[Start DATASET EXCERPTS]
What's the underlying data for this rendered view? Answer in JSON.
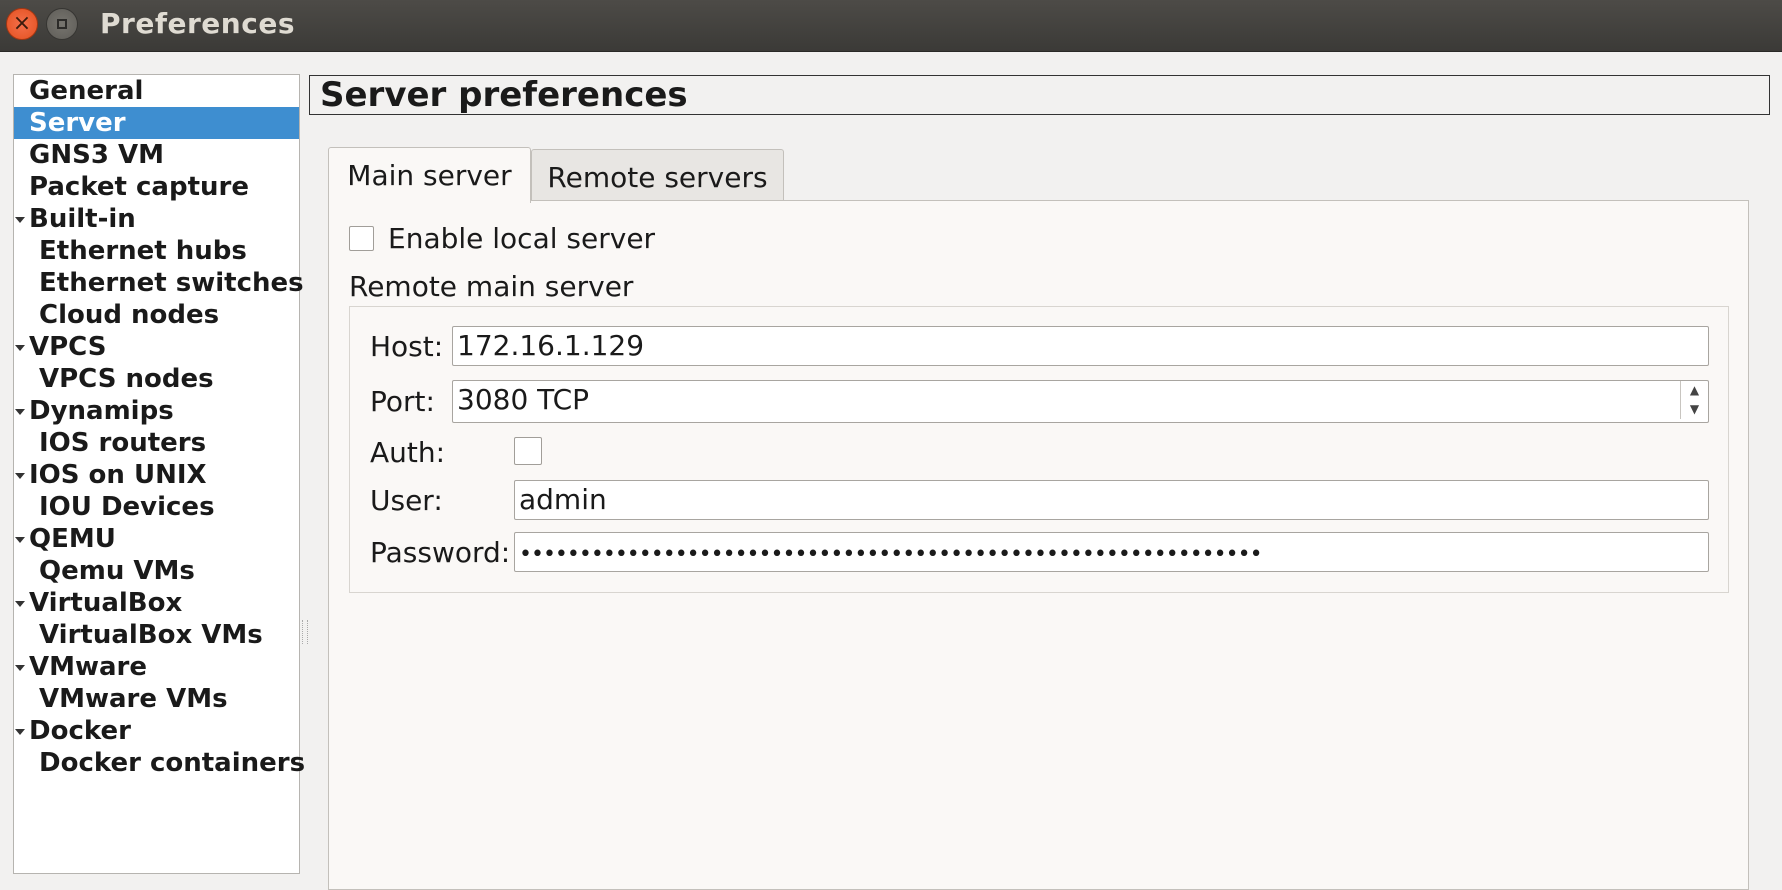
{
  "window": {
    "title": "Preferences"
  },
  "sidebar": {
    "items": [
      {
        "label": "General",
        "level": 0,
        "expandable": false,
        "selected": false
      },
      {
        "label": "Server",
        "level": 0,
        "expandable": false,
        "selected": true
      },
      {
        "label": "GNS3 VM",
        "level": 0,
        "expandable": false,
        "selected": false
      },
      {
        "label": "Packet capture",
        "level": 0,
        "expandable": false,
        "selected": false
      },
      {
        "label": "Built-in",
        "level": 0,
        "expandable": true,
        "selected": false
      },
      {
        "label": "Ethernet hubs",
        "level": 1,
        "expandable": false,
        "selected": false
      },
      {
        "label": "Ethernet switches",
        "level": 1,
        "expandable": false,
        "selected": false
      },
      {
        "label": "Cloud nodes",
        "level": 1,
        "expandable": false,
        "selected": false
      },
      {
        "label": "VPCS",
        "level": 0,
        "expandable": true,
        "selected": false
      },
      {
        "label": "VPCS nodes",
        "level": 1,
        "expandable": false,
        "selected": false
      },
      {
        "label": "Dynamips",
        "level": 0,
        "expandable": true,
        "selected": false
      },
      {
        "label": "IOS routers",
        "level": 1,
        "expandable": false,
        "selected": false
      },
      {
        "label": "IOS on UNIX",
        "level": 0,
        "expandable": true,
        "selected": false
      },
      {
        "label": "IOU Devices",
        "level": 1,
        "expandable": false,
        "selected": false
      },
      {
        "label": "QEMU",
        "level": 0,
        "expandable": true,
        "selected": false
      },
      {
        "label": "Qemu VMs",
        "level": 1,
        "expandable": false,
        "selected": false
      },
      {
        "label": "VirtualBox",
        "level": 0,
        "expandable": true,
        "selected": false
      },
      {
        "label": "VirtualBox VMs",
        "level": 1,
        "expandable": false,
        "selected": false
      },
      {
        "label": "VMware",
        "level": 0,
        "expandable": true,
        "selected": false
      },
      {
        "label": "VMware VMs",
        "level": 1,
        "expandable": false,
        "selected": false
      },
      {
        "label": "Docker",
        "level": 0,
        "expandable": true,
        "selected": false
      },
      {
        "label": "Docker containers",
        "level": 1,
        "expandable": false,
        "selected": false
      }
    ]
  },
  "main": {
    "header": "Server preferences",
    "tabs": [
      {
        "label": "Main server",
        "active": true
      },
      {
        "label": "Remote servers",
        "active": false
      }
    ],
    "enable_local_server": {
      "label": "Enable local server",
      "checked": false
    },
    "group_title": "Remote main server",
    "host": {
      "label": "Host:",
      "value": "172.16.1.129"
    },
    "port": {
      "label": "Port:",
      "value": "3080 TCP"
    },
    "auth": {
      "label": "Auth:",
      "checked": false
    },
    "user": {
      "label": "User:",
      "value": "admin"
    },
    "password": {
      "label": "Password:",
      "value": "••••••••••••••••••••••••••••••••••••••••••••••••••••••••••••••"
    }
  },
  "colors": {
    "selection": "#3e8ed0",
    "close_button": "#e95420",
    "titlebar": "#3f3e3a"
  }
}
[End DATASET EXCERPTS]
WHAT YOU NEED TO DO: Transcribe all entries above exactly. Drop the pictures.

RESULT OF THIS EXERCISE:
What's the underlying data for this rendered view? Answer in JSON.
{
  "window": {
    "title": "Preferences"
  },
  "sidebar": {
    "items": [
      {
        "label": "General",
        "level": 0,
        "expandable": false,
        "selected": false
      },
      {
        "label": "Server",
        "level": 0,
        "expandable": false,
        "selected": true
      },
      {
        "label": "GNS3 VM",
        "level": 0,
        "expandable": false,
        "selected": false
      },
      {
        "label": "Packet capture",
        "level": 0,
        "expandable": false,
        "selected": false
      },
      {
        "label": "Built-in",
        "level": 0,
        "expandable": true,
        "selected": false
      },
      {
        "label": "Ethernet hubs",
        "level": 1,
        "expandable": false,
        "selected": false
      },
      {
        "label": "Ethernet switches",
        "level": 1,
        "expandable": false,
        "selected": false
      },
      {
        "label": "Cloud nodes",
        "level": 1,
        "expandable": false,
        "selected": false
      },
      {
        "label": "VPCS",
        "level": 0,
        "expandable": true,
        "selected": false
      },
      {
        "label": "VPCS nodes",
        "level": 1,
        "expandable": false,
        "selected": false
      },
      {
        "label": "Dynamips",
        "level": 0,
        "expandable": true,
        "selected": false
      },
      {
        "label": "IOS routers",
        "level": 1,
        "expandable": false,
        "selected": false
      },
      {
        "label": "IOS on UNIX",
        "level": 0,
        "expandable": true,
        "selected": false
      },
      {
        "label": "IOU Devices",
        "level": 1,
        "expandable": false,
        "selected": false
      },
      {
        "label": "QEMU",
        "level": 0,
        "expandable": true,
        "selected": false
      },
      {
        "label": "Qemu VMs",
        "level": 1,
        "expandable": false,
        "selected": false
      },
      {
        "label": "VirtualBox",
        "level": 0,
        "expandable": true,
        "selected": false
      },
      {
        "label": "VirtualBox VMs",
        "level": 1,
        "expandable": false,
        "selected": false
      },
      {
        "label": "VMware",
        "level": 0,
        "expandable": true,
        "selected": false
      },
      {
        "label": "VMware VMs",
        "level": 1,
        "expandable": false,
        "selected": false
      },
      {
        "label": "Docker",
        "level": 0,
        "expandable": true,
        "selected": false
      },
      {
        "label": "Docker containers",
        "level": 1,
        "expandable": false,
        "selected": false
      }
    ]
  },
  "main": {
    "header": "Server preferences",
    "tabs": [
      {
        "label": "Main server",
        "active": true
      },
      {
        "label": "Remote servers",
        "active": false
      }
    ],
    "enable_local_server": {
      "label": "Enable local server",
      "checked": false
    },
    "group_title": "Remote main server",
    "host": {
      "label": "Host:",
      "value": "172.16.1.129"
    },
    "port": {
      "label": "Port:",
      "value": "3080 TCP"
    },
    "auth": {
      "label": "Auth:",
      "checked": false
    },
    "user": {
      "label": "User:",
      "value": "admin"
    },
    "password": {
      "label": "Password:",
      "value": "••••••••••••••••••••••••••••••••••••••••••••••••••••••••••••••"
    }
  },
  "colors": {
    "selection": "#3e8ed0",
    "close_button": "#e95420",
    "titlebar": "#3f3e3a"
  }
}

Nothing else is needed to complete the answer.